How many lines in the entries below contain "избежать"? Answer with the number only.
####################
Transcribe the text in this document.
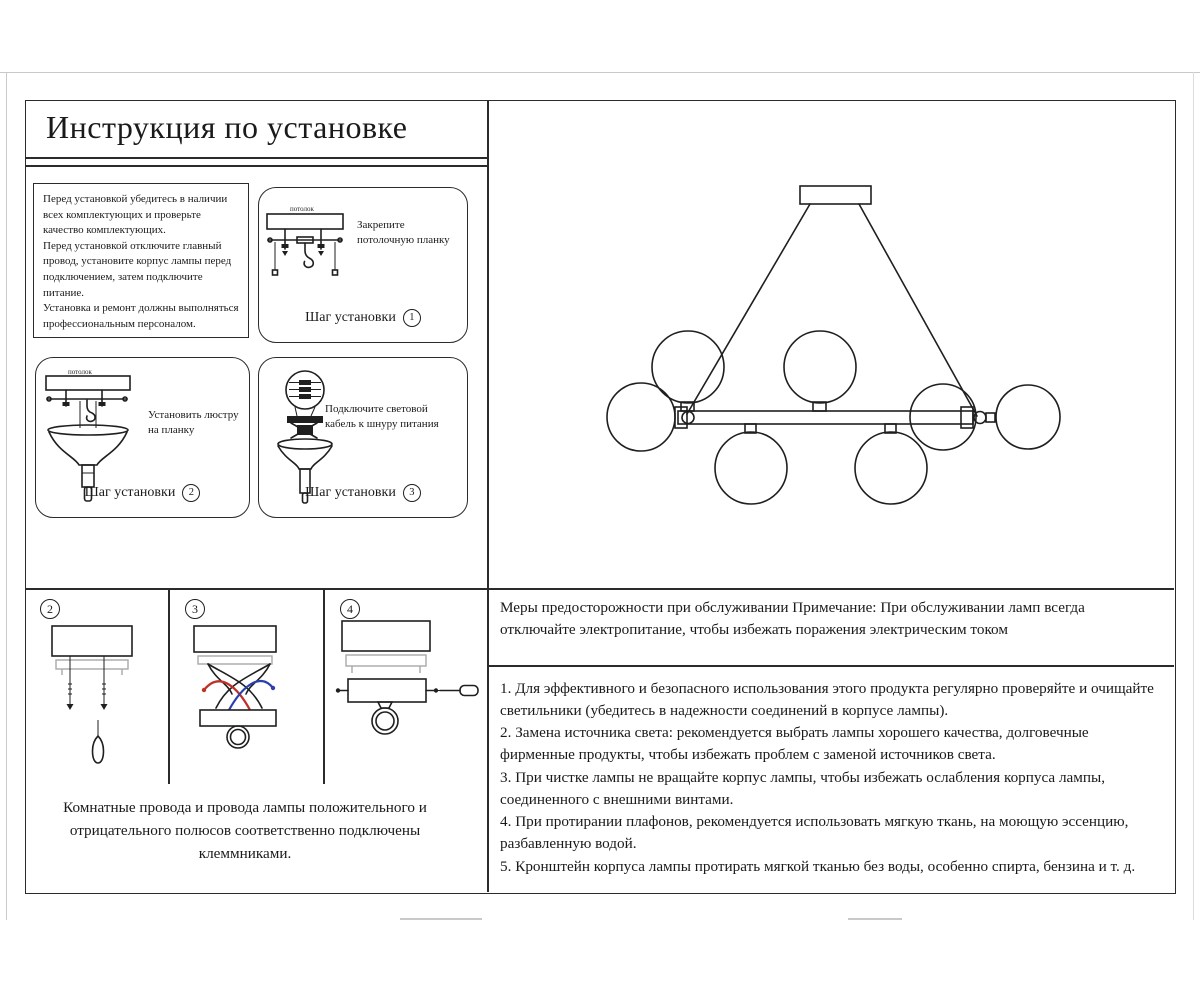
Инструкция по установке

Перед установкой убедитесь в наличии всех комплектующих и проверьте качество комплектующих.

Перед установкой отключите главный провод, установите корпус лампы перед подключением, затем подключите питание.

Установка и ремонт должны выполняться профессиональным персоналом.

потолок
Закрепите потолочную планку
Шаг установки	1
потолок
Установить люстру на планку
Шаг установки	2
Подключите световой кабель к шнуру питания
Шаг установки	3
2	3	4
Комнатные провода и провода лампы положительного и отрицательного полюсов соответственно подключены клеммниками.
Меры предосторожности при обслуживании Примечание: При обслуживании ламп всегда отключайте электропитание, чтобы избежать поражения электрическим током
1. Для эффективного и безопасного использования этого продукта регулярно проверяйте и очищайте светильники (убедитесь в надежности соединений в корпусе лампы).
2. Замена источника света: рекомендуется выбрать лампы хорошего качества, долговечные фирменные продукты, чтобы избежать проблем с заменой источников света.
3. При чистке лампы не вращайте корпус лампы, чтобы избежать ослабления корпуса лампы, соединенного с внешними винтами.
4. При протирании плафонов, рекомендуется использовать мягкую ткань, на моющую эссенцию, разбавленную водой.
5. Кронштейн корпуса лампы протирать мягкой тканью без воды, особенно спирта, бензина и т. д.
####################
* The reply *
3